Among the lines below, count those with "casa". Give the total alone.

____

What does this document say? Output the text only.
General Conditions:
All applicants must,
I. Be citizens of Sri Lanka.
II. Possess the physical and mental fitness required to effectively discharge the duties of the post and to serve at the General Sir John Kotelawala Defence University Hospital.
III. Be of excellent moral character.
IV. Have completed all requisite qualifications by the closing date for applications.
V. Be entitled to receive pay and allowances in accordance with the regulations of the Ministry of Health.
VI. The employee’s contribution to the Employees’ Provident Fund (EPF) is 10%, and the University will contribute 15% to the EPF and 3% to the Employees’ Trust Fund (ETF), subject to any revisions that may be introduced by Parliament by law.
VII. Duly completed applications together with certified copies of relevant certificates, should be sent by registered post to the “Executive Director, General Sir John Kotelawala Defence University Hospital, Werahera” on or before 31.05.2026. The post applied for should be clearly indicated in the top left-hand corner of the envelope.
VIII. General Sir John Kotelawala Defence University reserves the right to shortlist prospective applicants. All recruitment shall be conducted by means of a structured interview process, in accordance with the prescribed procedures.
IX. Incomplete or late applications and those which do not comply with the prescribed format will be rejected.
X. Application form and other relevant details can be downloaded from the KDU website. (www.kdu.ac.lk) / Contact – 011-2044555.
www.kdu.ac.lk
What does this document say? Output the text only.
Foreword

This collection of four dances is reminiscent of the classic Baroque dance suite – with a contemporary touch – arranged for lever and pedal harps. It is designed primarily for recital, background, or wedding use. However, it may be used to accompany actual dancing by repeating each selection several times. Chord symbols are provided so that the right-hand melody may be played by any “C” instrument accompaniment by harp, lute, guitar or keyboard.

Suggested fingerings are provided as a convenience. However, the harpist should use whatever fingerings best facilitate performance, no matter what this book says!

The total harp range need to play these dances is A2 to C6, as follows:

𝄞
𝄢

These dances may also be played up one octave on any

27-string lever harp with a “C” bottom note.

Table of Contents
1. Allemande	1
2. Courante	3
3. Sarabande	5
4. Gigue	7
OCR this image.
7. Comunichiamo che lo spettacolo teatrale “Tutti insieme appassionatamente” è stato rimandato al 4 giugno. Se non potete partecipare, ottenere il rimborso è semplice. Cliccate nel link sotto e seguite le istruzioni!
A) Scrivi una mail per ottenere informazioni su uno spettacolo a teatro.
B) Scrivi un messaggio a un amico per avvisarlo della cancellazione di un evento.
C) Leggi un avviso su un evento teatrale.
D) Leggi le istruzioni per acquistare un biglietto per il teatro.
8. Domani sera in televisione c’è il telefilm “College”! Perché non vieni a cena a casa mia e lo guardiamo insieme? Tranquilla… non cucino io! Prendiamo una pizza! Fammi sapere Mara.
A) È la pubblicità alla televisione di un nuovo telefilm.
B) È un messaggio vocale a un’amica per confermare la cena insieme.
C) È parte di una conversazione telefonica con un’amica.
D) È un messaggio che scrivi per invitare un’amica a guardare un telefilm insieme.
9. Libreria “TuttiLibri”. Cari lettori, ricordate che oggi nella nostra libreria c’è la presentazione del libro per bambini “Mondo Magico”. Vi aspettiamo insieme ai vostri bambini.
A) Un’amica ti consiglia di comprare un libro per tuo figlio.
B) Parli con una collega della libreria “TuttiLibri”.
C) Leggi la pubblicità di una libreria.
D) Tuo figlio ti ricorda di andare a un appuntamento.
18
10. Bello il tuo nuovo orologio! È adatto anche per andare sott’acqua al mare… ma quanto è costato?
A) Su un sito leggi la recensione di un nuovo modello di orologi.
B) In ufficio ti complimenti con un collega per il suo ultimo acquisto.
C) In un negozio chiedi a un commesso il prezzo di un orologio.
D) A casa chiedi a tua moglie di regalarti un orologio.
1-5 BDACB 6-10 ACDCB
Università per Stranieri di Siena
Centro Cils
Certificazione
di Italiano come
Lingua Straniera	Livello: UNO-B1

____

**FULL RESPONSE**
2